**Task brief:** Return a copy of every line in the records that includes the word "percepció".

**Available records:**
══════

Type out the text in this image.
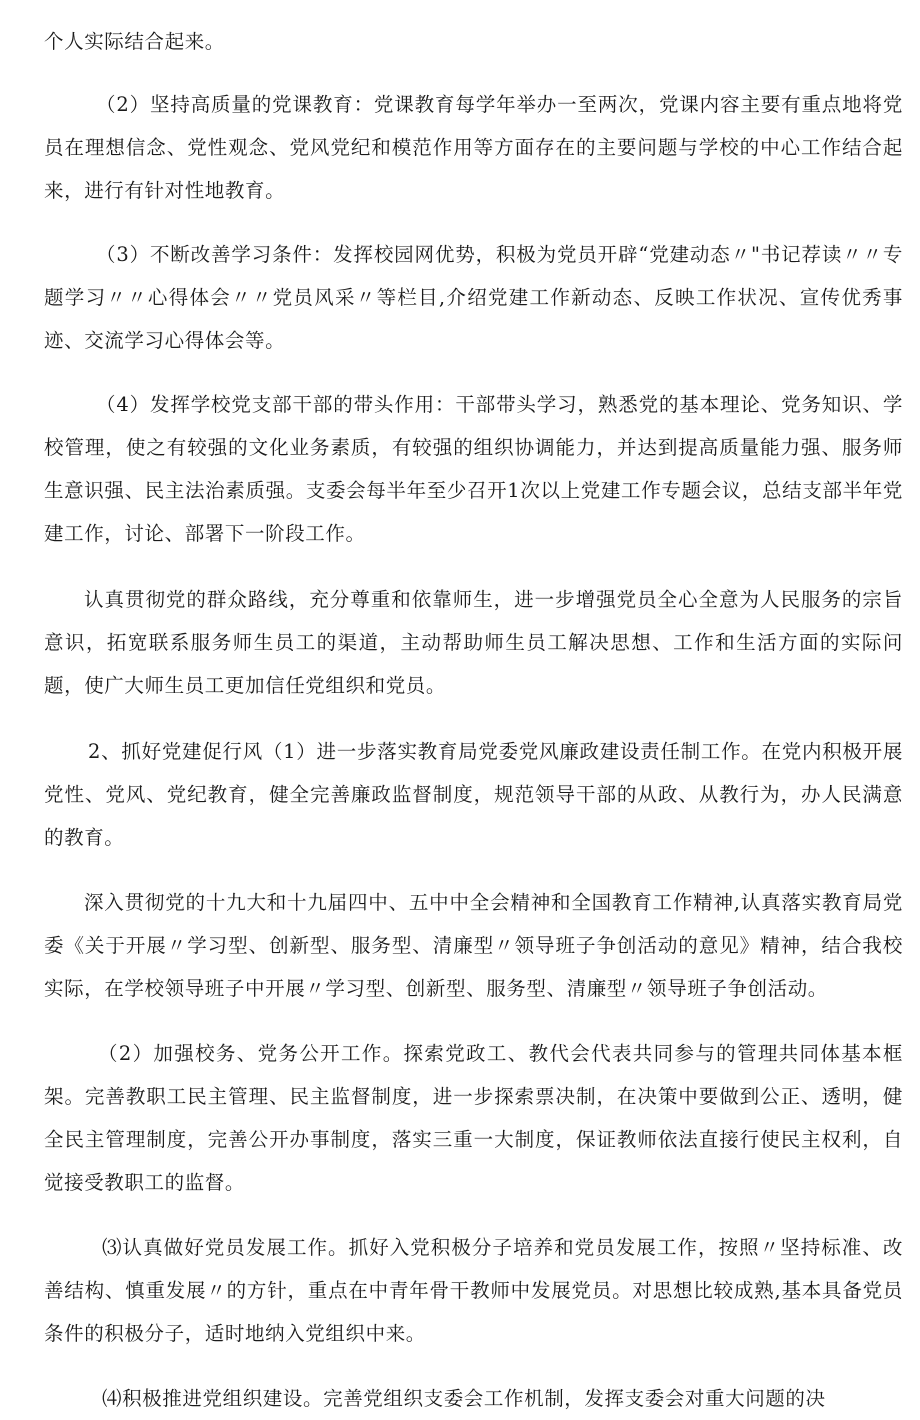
个人实际结合起来。

（2）坚持高质量的党课教育：党课教育每学年举办一至两次，党课内容主要有重点地将党员在理想信念、党性观念、党风党纪和模范作用等方面存在的主要问题与学校的中心工作结合起来，进行有针对性地教育。

（3）不断改善学习条件：发挥校园网优势，积极为党员开辟“党建动态〃"书记荐读〃〃专题学习〃〃心得体会〃〃党员风采〃等栏目,介绍党建工作新动态、反映工作状况、宣传优秀事迹、交流学习心得体会等。

（4）发挥学校党支部干部的带头作用：干部带头学习，熟悉党的基本理论、党务知识、学校管理，使之有较强的文化业务素质，有较强的组织协调能力，并达到提高质量能力强、服务师生意识强、民主法治素质强。支委会每半年至少召开1次以上党建工作专题会议，总结支部半年党建工作，讨论、部署下一阶段工作。

认真贯彻党的群众路线，充分尊重和依靠师生，进一步增强党员全心全意为人民服务的宗旨意识，拓宽联系服务师生员工的渠道，主动帮助师生员工解决思想、工作和生活方面的实际问题，使广大师生员工更加信任党组织和党员。

2、抓好党建促行风（1）进一步落实教育局党委党风廉政建设责任制工作。在党内积极开展党性、党风、党纪教育，健全完善廉政监督制度，规范领导干部的从政、从教行为，办人民满意的教育。

深入贯彻党的十九大和十九届四中、五中中全会精神和全国教育工作精神,认真落实教育局党委《关于开展〃学习型、创新型、服务型、清廉型〃领导班子争创活动的意见》精神，结合我校实际，在学校领导班子中开展〃学习型、创新型、服务型、清廉型〃领导班子争创活动。

（2）加强校务、党务公开工作。探索党政工、教代会代表共同参与的管理共同体基本框架。完善教职工民主管理、民主监督制度，进一步探索票决制，在决策中要做到公正、透明，健全民主管理制度，完善公开办事制度，落实三重一大制度，保证教师依法直接行使民主权利，自觉接受教职工的监督。

⑶认真做好党员发展工作。抓好入党积极分子培养和党员发展工作，按照〃坚持标准、改善结构、慎重发展〃的方针，重点在中青年骨干教师中发展党员。对思想比较成熟,基本具备党员条件的积极分子，适时地纳入党组织中来。

⑷积极推进党组织建设。完善党组织支委会工作机制，发挥支委会对重大问题的决
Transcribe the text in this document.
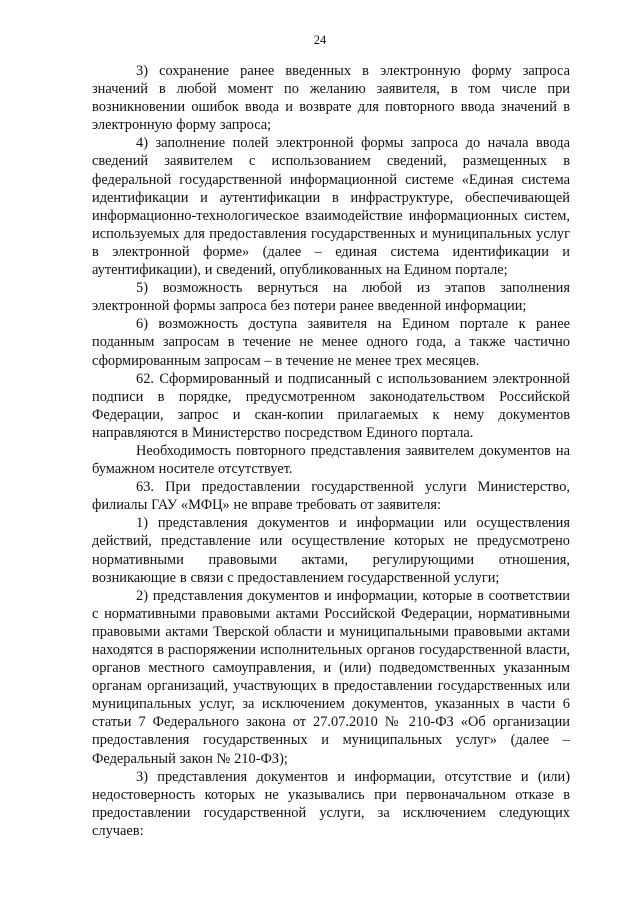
24

3) сохранение ранее введенных в электронную форму запроса значений в любой момент по желанию заявителя, в том числе при возникновении ошибок ввода и возврате для повторного ввода значений в электронную форму запроса;

4) заполнение полей электронной формы запроса до начала ввода сведений заявителем с использованием сведений, размещенных в федеральной государственной информационной системе «Единая система идентификации и аутентификации в инфраструктуре, обеспечивающей информационно-технологическое взаимодействие информационных систем, используемых для предоставления государственных и муниципальных услуг в электронной форме» (далее – единая система идентификации и аутентификации), и сведений, опубликованных на Едином портале;

5) возможность вернуться на любой из этапов заполнения электронной формы запроса без потери ранее введенной информации;

6) возможность доступа заявителя на Едином портале к ранее поданным запросам в течение не менее одного года, а также частично сформированным запросам – в течение не менее трех месяцев.

62. Сформированный и подписанный с использованием электронной подписи в порядке, предусмотренном законодательством Российской Федерации, запрос и скан-копии прилагаемых к нему документов направляются в Министерство посредством Единого портала.

Необходимость повторного представления заявителем документов на бумажном носителе отсутствует.

63. При предоставлении государственной услуги Министерство, филиалы ГАУ «МФЦ» не вправе требовать от заявителя:

1) представления документов и информации или осуществления действий, представление или осуществление которых не предусмотрено нормативными правовыми актами, регулирующими отношения, возникающие в связи с предоставлением государственной услуги;

2) представления документов и информации, которые в соответствии с нормативными правовыми актами Российской Федерации, нормативными правовыми актами Тверской области и муниципальными правовыми актами находятся в распоряжении исполнительных органов государственной власти, органов местного самоуправления, и (или) подведомственных указанным органам организаций, участвующих в предоставлении государственных или муниципальных услуг, за исключением документов, указанных в части 6 статьи 7 Федерального закона от 27.07.2010 № 210-ФЗ «Об организации предоставления государственных и муниципальных услуг» (далее – Федеральный закон № 210-ФЗ);

3) представления документов и информации, отсутствие и (или) недостоверность которых не указывались при первоначальном отказе в предоставлении государственной услуги, за исключением следующих случаев:
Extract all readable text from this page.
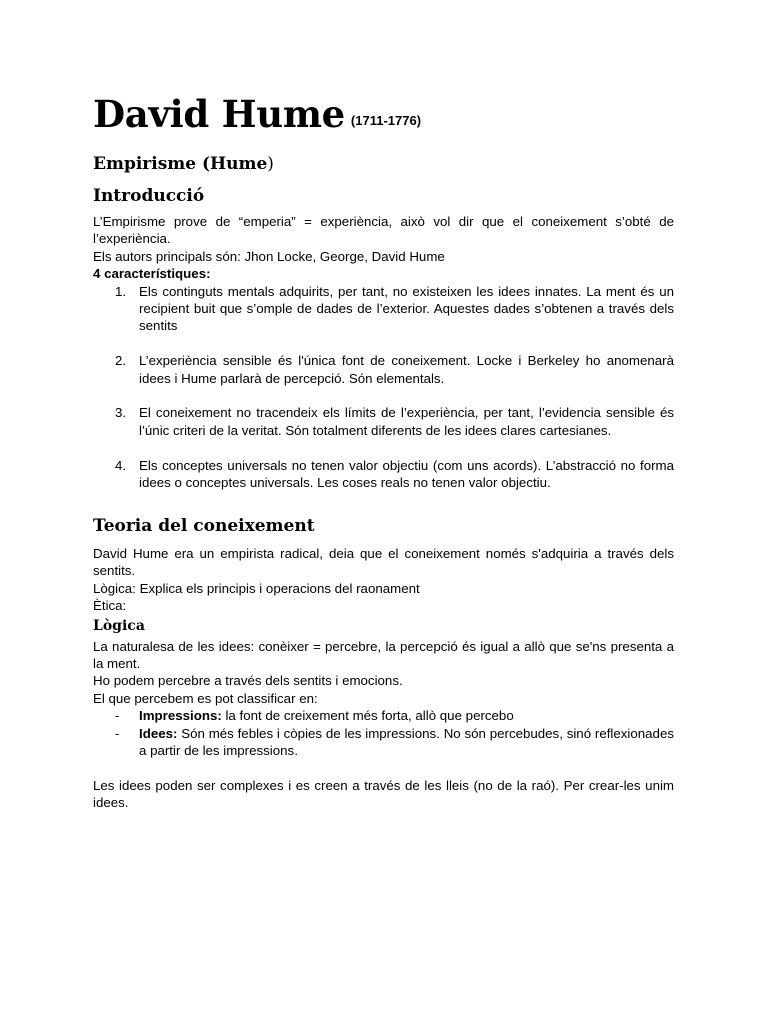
David Hume (1711-1776)

Empirisme (Hume)

Introducció

L’Empirisme prove de “emperia” = experiència, això vol dir que el coneixement s’obté de l’experiència.

Els autors principals són: Jhon Locke, George, David Hume

4 característiques:

1. Els continguts mentals adquirits, per tant, no existeixen les idees innates. La ment és un recipient buit que s’omple de dades de l’exterior. Aquestes dades s’obtenen a través dels sentits
2. L’experiència sensible és l'única font de coneixement. Locke i Berkeley ho anomenarà idees i Hume parlarà de percepció. Són elementals.
3. El coneixement no tracendeix els límits de l’experiència, per tant, l’evidencia sensible és l’únic criteri de la veritat. Són totalment diferents de les idees clares cartesianes.
4. Els conceptes universals no tenen valor objectiu (com uns acords). L’abstracció no forma idees o conceptes universals. Les coses reals no tenen valor objectiu.

Teoria del coneixement

David Hume era un empirista radical, deia que el coneixement només s'adquiria a través dels sentits.

Lògica: Explica els principis i operacions del raonament

Ètica:

Lògica

La naturalesa de les idees: conèixer = percebre, la percepció és igual a allò que se'ns presenta a la ment.

Ho podem percebre a través dels sentits i emocions.

El que percebem es pot classificar en:

- Impressions: la font de creixement més forta, allò que percebo
- Idees: Són més febles i còpies de les impressions. No són percebudes, sinó reflexionades a partir de les impressions.

Les idees poden ser complexes i es creen a través de les lleis (no de la raó). Per crear-les unim idees.
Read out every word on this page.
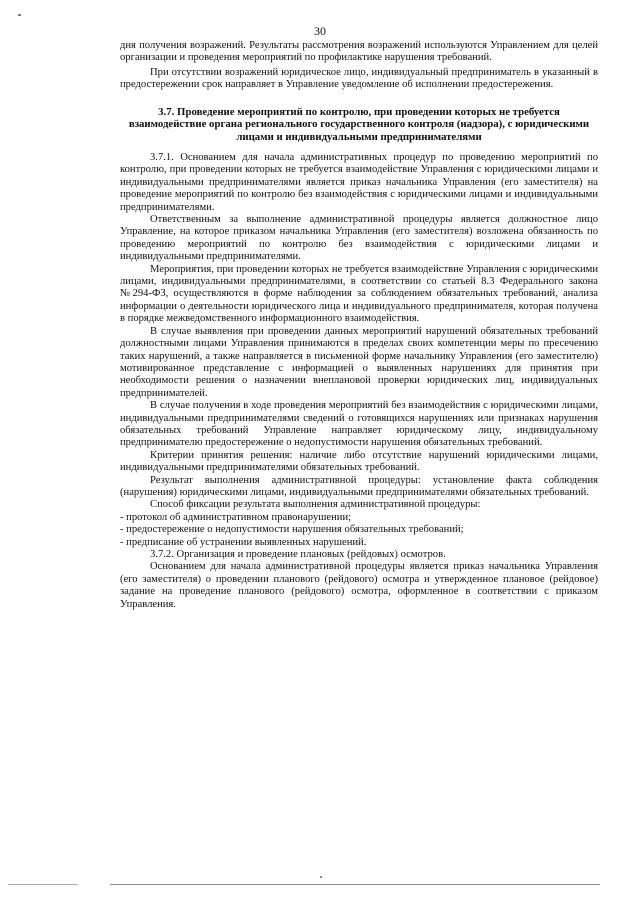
30

дня получения возражений. Результаты рассмотрения возражений используются Управлением для целей организации и проведения мероприятий по профилактике нарушения требований.

При отсутствии возражений юридическое лицо, индивидуальный предприниматель в указанный в предостережении срок направляет в Управление уведомление об исполнении предостережения.

3.7. Проведение мероприятий по контролю, при проведении которых не требуется взаимодействие органа регионального государственного контроля (надзора), с юридическими лицами и индивидуальными предпринимателями

3.7.1. Основанием для начала административных процедур по проведению мероприятий по контролю, при проведении которых не требуется взаимодействие Управления с юридическими лицами и индивидуальными предпринимателями является приказ начальника Управления (его заместителя) на проведение мероприятий по контролю без взаимодействия с юридическими лицами и индивидуальными предпринимателями.

Ответственным за выполнение административной процедуры является должностное лицо Управление, на которое приказом начальника Управления (его заместителя) возложена обязанность по проведению мероприятий по контролю без взаимодействия с юридическими лицами и индивидуальными предпринимателями.

Мероприятия, при проведении которых не требуется взаимодействие Управления с юридическими лицами, индивидуальными предпринимателями, в соответствии со статьей 8.3 Федерального закона №294-ФЗ, осуществляются в форме наблюдения за соблюдением обязательных требований, анализа информации о деятельности юридического лица и индивидуального предпринимателя, которая получена в порядке межведомственного информационного взаимодействия.

В случае выявления при проведении данных мероприятий нарушений обязательных требований должностными лицами Управления принимаются в пределах своих компетенции меры по пресечению таких нарушений, а также направляется в письменной форме начальнику Управления (его заместителю) мотивированное представление с информацией о выявленных нарушениях для принятия при необходимости решения о назначении внеплановой проверки юридических лиц, индивидуальных предпринимателей.

В случае получения в ходе проведения мероприятий без взаимодействия с юридическими лицами, индивидуальными предпринимателями сведений о готовящихся нарушениях или признаках нарушения обязательных требований Управление направляет юридическому лицу, индивидуальному предпринимателю предостережение о недопустимости нарушения обязательных требований.

Критерии принятия решения: наличие либо отсутствие нарушений юридическими лицами, индивидуальными предпринимателями обязательных требований.

Результат выполнения административной процедуры: установление факта соблюдения (нарушения) юридическими лицами, индивидуальными предпринимателями обязательных требований.

Способ фиксации результата выполнения административной процедуры:

- протокол об административном правонарушении;
- предостережение о недопустимости нарушения обязательных требований;
- предписание об устранении выявленных нарушений.

3.7.2. Организация и проведение плановых (рейдовых) осмотров.

Основанием для начала административной процедуры является приказ начальника Управления (его заместителя) о проведении планового (рейдового) осмотра и утвержденное плановое (рейдовое) задание на проведение планового (рейдового) осмотра, оформленное в соответствии с приказом Управления.
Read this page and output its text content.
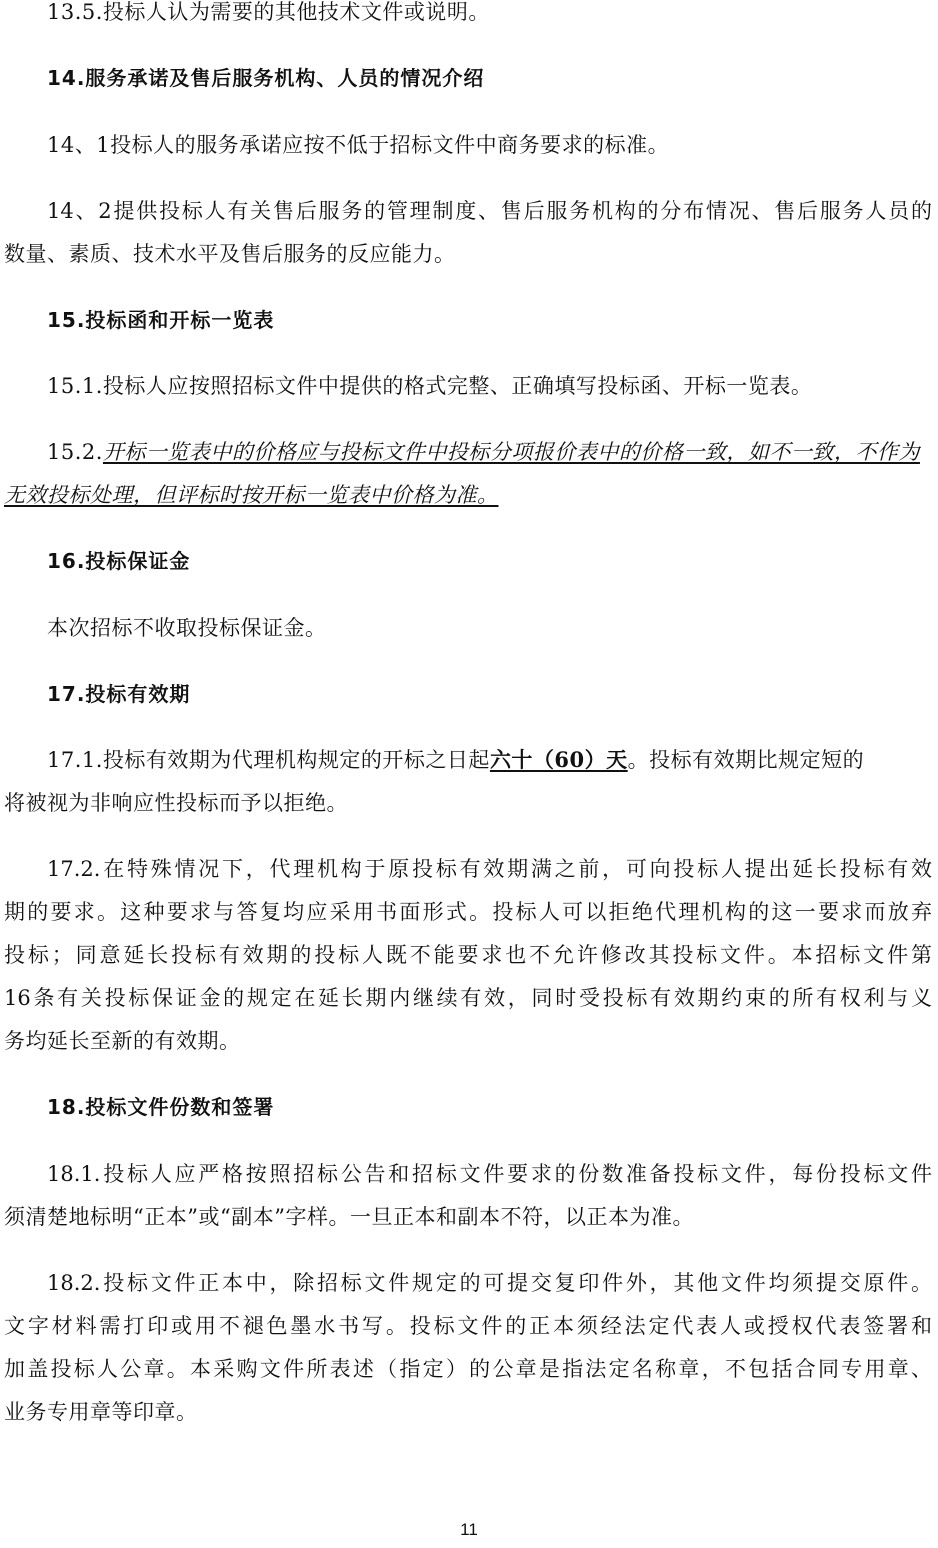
13.5.投标人认为需要的其他技术文件或说明。
14.服务承诺及售后服务机构、人员的情况介绍
14、1投标人的服务承诺应按不低于招标文件中商务要求的标准。
14、2提供投标人有关售后服务的管理制度、售后服务机构的分布情况、售后服务人员的
数量、素质、技术水平及售后服务的反应能力。
15.投标函和开标一览表
15.1.投标人应按照招标文件中提供的格式完整、正确填写投标函、开标一览表。
15.2.开标一览表中的价格应与投标文件中投标分项报价表中的价格一致，如不一致，不作为
无效投标处理，但评标时按开标一览表中价格为准。
16.投标保证金
本次招标不收取投标保证金。
17.投标有效期
17.1.投标有效期为代理机构规定的开标之日起六十（60）天。投标有效期比规定短的
将被视为非响应性投标而予以拒绝。
17.2.在特殊情况下，代理机构于原投标有效期满之前，可向投标人提出延长投标有效
期的要求。这种要求与答复均应采用书面形式。投标人可以拒绝代理机构的这一要求而放弃
投标；同意延长投标有效期的投标人既不能要求也不允许修改其投标文件。本招标文件第
16条有关投标保证金的规定在延长期内继续有效，同时受投标有效期约束的所有权利与义
务均延长至新的有效期。
18.投标文件份数和签署
18.1.投标人应严格按照招标公告和招标文件要求的份数准备投标文件，每份投标文件
须清楚地标明“正本”或“副本”字样。一旦正本和副本不符，以正本为准。
18.2.投标文件正本中，除招标文件规定的可提交复印件外，其他文件均须提交原件。
文字材料需打印或用不褪色墨水书写。投标文件的正本须经法定代表人或授权代表签署和
加盖投标人公章。本采购文件所表述（指定）的公章是指法定名称章，不包括合同专用章、
业务专用章等印章。
11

══════

**The response:**
2. L’experiència sensible és l'única font de coneixement. Locke i Berkeley ho anomenarà idees i Hume parlarà de percepció. Són elementals.
La naturalesa de les idees: conèixer = percebre, la percepció és igual a allò que se'ns presenta a la ment.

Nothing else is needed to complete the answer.